### Exercise details
Will you give the material below again, every line exactly as it is?

===== Given entries

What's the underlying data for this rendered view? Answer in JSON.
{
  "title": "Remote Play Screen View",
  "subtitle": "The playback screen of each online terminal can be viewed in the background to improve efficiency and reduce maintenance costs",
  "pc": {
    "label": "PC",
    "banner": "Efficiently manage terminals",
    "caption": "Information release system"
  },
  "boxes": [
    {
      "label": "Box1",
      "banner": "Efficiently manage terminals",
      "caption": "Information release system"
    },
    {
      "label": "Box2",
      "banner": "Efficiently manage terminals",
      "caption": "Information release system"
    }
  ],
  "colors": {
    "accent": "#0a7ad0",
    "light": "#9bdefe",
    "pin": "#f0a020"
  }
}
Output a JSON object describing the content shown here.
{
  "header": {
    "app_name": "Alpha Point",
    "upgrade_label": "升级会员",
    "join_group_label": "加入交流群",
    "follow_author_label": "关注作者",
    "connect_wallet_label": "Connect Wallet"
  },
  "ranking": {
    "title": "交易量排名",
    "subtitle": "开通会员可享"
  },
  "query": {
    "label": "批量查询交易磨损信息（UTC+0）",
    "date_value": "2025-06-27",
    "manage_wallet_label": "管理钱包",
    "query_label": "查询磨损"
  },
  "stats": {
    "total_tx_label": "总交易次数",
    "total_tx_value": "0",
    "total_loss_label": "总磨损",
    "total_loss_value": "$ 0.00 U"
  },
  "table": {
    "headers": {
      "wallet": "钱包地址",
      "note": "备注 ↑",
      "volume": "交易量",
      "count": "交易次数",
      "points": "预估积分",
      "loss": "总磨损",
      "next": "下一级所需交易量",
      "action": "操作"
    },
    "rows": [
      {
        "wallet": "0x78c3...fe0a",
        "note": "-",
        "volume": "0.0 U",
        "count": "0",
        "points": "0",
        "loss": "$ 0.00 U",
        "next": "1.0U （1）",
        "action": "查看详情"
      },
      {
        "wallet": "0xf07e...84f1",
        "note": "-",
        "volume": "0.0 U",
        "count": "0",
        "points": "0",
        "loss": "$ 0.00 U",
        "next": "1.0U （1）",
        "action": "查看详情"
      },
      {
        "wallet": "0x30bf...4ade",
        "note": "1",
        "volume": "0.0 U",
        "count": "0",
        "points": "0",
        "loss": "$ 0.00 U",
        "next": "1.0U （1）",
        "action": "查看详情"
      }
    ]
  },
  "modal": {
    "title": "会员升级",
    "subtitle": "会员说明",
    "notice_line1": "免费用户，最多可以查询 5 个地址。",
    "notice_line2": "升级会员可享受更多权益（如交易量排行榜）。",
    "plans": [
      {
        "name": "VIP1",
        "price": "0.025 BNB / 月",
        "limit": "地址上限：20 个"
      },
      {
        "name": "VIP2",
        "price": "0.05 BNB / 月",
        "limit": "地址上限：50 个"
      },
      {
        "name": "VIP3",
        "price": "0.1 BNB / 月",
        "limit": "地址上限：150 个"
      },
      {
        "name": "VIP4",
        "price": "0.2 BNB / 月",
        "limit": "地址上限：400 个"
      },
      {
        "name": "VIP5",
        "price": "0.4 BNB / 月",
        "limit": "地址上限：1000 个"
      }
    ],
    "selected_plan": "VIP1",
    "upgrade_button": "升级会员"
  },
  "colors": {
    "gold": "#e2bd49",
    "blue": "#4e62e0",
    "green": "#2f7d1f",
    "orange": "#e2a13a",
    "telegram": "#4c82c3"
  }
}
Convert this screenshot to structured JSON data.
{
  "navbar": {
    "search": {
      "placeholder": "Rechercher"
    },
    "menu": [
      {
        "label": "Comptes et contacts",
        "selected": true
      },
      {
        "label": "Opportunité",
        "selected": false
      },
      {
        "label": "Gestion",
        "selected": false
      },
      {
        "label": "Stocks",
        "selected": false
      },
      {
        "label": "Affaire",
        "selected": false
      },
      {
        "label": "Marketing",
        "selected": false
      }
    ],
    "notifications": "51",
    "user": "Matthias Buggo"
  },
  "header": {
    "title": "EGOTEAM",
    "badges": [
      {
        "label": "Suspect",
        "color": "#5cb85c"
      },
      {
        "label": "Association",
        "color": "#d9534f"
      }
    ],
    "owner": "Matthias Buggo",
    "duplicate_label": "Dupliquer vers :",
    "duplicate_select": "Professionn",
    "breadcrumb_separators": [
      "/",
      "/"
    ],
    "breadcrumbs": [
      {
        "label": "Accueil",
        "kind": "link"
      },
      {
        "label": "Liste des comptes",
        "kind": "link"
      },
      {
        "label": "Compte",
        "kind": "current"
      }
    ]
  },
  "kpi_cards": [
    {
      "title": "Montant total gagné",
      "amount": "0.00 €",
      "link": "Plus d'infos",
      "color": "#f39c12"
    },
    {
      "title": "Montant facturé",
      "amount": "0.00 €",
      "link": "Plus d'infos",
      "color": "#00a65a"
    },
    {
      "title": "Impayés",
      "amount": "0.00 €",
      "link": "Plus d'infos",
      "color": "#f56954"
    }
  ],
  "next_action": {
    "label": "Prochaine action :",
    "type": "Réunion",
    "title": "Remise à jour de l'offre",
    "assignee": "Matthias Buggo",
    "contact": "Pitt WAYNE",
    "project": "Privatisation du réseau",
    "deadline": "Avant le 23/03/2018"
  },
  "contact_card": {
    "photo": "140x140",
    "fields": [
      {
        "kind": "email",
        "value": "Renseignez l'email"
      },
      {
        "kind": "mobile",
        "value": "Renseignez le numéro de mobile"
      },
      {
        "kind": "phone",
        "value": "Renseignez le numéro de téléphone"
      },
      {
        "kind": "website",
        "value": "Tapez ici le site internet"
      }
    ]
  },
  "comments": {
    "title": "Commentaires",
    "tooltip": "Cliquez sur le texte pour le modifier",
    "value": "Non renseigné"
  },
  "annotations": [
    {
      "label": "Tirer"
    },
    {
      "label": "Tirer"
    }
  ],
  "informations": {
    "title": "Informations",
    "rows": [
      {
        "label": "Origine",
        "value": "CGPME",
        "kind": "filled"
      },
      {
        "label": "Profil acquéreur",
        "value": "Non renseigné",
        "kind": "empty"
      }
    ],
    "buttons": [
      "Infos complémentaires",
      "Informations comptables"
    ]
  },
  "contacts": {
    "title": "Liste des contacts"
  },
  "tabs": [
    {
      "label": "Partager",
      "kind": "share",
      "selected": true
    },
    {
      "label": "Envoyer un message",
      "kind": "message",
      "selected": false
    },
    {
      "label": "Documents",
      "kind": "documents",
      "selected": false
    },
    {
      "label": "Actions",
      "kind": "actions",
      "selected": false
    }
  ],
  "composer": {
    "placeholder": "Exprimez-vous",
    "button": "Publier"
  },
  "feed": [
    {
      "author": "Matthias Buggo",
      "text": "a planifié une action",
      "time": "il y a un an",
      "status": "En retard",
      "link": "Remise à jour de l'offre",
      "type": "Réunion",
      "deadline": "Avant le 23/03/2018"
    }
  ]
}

==========

### Response
What's the underlying data for this rendered view? Answer in JSON.
{
  "title": "Remote Play Screen View",
  "subtitle": "The playback screen of each online terminal can be viewed in the background to improve efficiency and reduce maintenance costs",
  "pc": {
    "label": "PC",
    "banner": "Efficiently manage terminals",
    "caption": "Information release system"
  },
  "boxes": [
    {
      "label": "Box1",
      "banner": "Efficiently manage terminals",
      "caption": "Information release system"
    },
    {
      "label": "Box2",
      "banner": "Efficiently manage terminals",
      "caption": "Information release system"
    }
  ],
  "colors": {
    "accent": "#0a7ad0",
    "light": "#9bdefe",
    "pin": "#f0a020"
  }
}
Output a JSON object describing the content shown here.
{
  "header": {
    "app_name": "Alpha Point",
    "upgrade_label": "升级会员",
    "join_group_label": "加入交流群",
    "follow_author_label": "关注作者",
    "connect_wallet_label": "Connect Wallet"
  },
  "ranking": {
    "title": "交易量排名",
    "subtitle": "开通会员可享"
  },
  "query": {
    "label": "批量查询交易磨损信息（UTC+0）",
    "date_value": "2025-06-27",
    "manage_wallet_label": "管理钱包",
    "query_label": "查询磨损"
  },
  "stats": {
    "total_tx_label": "总交易次数",
    "total_tx_value": "0",
    "total_loss_label": "总磨损",
    "total_loss_value": "$ 0.00 U"
  },
  "table": {
    "headers": {
      "wallet": "钱包地址",
      "note": "备注 ↑",
      "volume": "交易量",
      "count": "交易次数",
      "points": "预估积分",
      "loss": "总磨损",
      "next": "下一级所需交易量",
      "action": "操作"
    },
    "rows": [
      {
        "wallet": "0x78c3...fe0a",
        "note": "-",
        "volume": "0.0 U",
        "count": "0",
        "points": "0",
        "loss": "$ 0.00 U",
        "next": "1.0U （1）",
        "action": "查看详情"
      },
      {
        "wallet": "0xf07e...84f1",
        "note": "-",
        "volume": "0.0 U",
        "count": "0",
        "points": "0",
        "loss": "$ 0.00 U",
        "next": "1.0U （1）",
        "action": "查看详情"
      },
      {
        "wallet": "0x30bf...4ade",
        "note": "1",
        "volume": "0.0 U",
        "count": "0",
        "points": "0",
        "loss": "$ 0.00 U",
        "next": "1.0U （1）",
        "action": "查看详情"
      }
    ]
  },
  "modal": {
    "title": "会员升级",
    "subtitle": "会员说明",
    "notice_line1": "免费用户，最多可以查询 5 个地址。",
    "notice_line2": "升级会员可享受更多权益（如交易量排行榜）。",
    "plans": [
      {
        "name": "VIP1",
        "price": "0.025 BNB / 月",
        "limit": "地址上限：20 个"
      },
      {
        "name": "VIP2",
        "price": "0.05 BNB / 月",
        "limit": "地址上限：50 个"
      },
      {
        "name": "VIP3",
        "price": "0.1 BNB / 月",
        "limit": "地址上限：150 个"
      },
      {
        "name": "VIP4",
        "price": "0.2 BNB / 月",
        "limit": "地址上限：400 个"
      },
      {
        "name": "VIP5",
        "price": "0.4 BNB / 月",
        "limit": "地址上限：1000 个"
      }
    ],
    "selected_plan": "VIP1",
    "upgrade_button": "升级会员"
  },
  "colors": {
    "gold": "#e2bd49",
    "blue": "#4e62e0",
    "green": "#2f7d1f",
    "orange": "#e2a13a",
    "telegram": "#4c82c3"
  }
}
Convert this screenshot to structured JSON data.
{
  "navbar": {
    "search": {
      "placeholder": "Rechercher"
    },
    "menu": [
      {
        "label": "Comptes et contacts",
        "selected": true
      },
      {
        "label": "Opportunité",
        "selected": false
      },
      {
        "label": "Gestion",
        "selected": false
      },
      {
        "label": "Stocks",
        "selected": false
      },
      {
        "label": "Affaire",
        "selected": false
      },
      {
        "label": "Marketing",
        "selected": false
      }
    ],
    "notifications": "51",
    "user": "Matthias Buggo"
  },
  "header": {
    "title": "EGOTEAM",
    "badges": [
      {
        "label": "Suspect",
        "color": "#5cb85c"
      },
      {
        "label": "Association",
        "color": "#d9534f"
      }
    ],
    "owner": "Matthias Buggo",
    "duplicate_label": "Dupliquer vers :",
    "duplicate_select": "Professionn",
    "breadcrumb_separators": [
      "/",
      "/"
    ],
    "breadcrumbs": [
      {
        "label": "Accueil",
        "kind": "link"
      },
      {
        "label": "Liste des comptes",
        "kind": "link"
      },
      {
        "label": "Compte",
        "kind": "current"
      }
    ]
  },
  "kpi_cards": [
    {
      "title": "Montant total gagné",
      "amount": "0.00 €",
      "link": "Plus d'infos",
      "color": "#f39c12"
    },
    {
      "title": "Montant facturé",
      "amount": "0.00 €",
      "link": "Plus d'infos",
      "color": "#00a65a"
    },
    {
      "title": "Impayés",
      "amount": "0.00 €",
      "link": "Plus d'infos",
      "color": "#f56954"
    }
  ],
  "next_action": {
    "label": "Prochaine action :",
    "type": "Réunion",
    "title": "Remise à jour de l'offre",
    "assignee": "Matthias Buggo",
    "contact": "Pitt WAYNE",
    "project": "Privatisation du réseau",
    "deadline": "Avant le 23/03/2018"
  },
  "contact_card": {
    "photo": "140x140",
    "fields": [
      {
        "kind": "email",
        "value": "Renseignez l'email"
      },
      {
        "kind": "mobile",
        "value": "Renseignez le numéro de mobile"
      },
      {
        "kind": "phone",
        "value": "Renseignez le numéro de téléphone"
      },
      {
        "kind": "website",
        "value": "Tapez ici le site internet"
      }
    ]
  },
  "comments": {
    "title": "Commentaires",
    "tooltip": "Cliquez sur le texte pour le modifier",
    "value": "Non renseigné"
  },
  "annotations": [
    {
      "label": "Tirer"
    },
    {
      "label": "Tirer"
    }
  ],
  "informations": {
    "title": "Informations",
    "rows": [
      {
        "label": "Origine",
        "value": "CGPME",
        "kind": "filled"
      },
      {
        "label": "Profil acquéreur",
        "value": "Non renseigné",
        "kind": "empty"
      }
    ],
    "buttons": [
      "Infos complémentaires",
      "Informations comptables"
    ]
  },
  "contacts": {
    "title": "Liste des contacts"
  },
  "tabs": [
    {
      "label": "Partager",
      "kind": "share",
      "selected": true
    },
    {
      "label": "Envoyer un message",
      "kind": "message",
      "selected": false
    },
    {
      "label": "Documents",
      "kind": "documents",
      "selected": false
    },
    {
      "label": "Actions",
      "kind": "actions",
      "selected": false
    }
  ],
  "composer": {
    "placeholder": "Exprimez-vous",
    "button": "Publier"
  },
  "feed": [
    {
      "author": "Matthias Buggo",
      "text": "a planifié une action",
      "time": "il y a un an",
      "status": "En retard",
      "link": "Remise à jour de l'offre",
      "type": "Réunion",
      "deadline": "Avant le 23/03/2018"
    }
  ]
}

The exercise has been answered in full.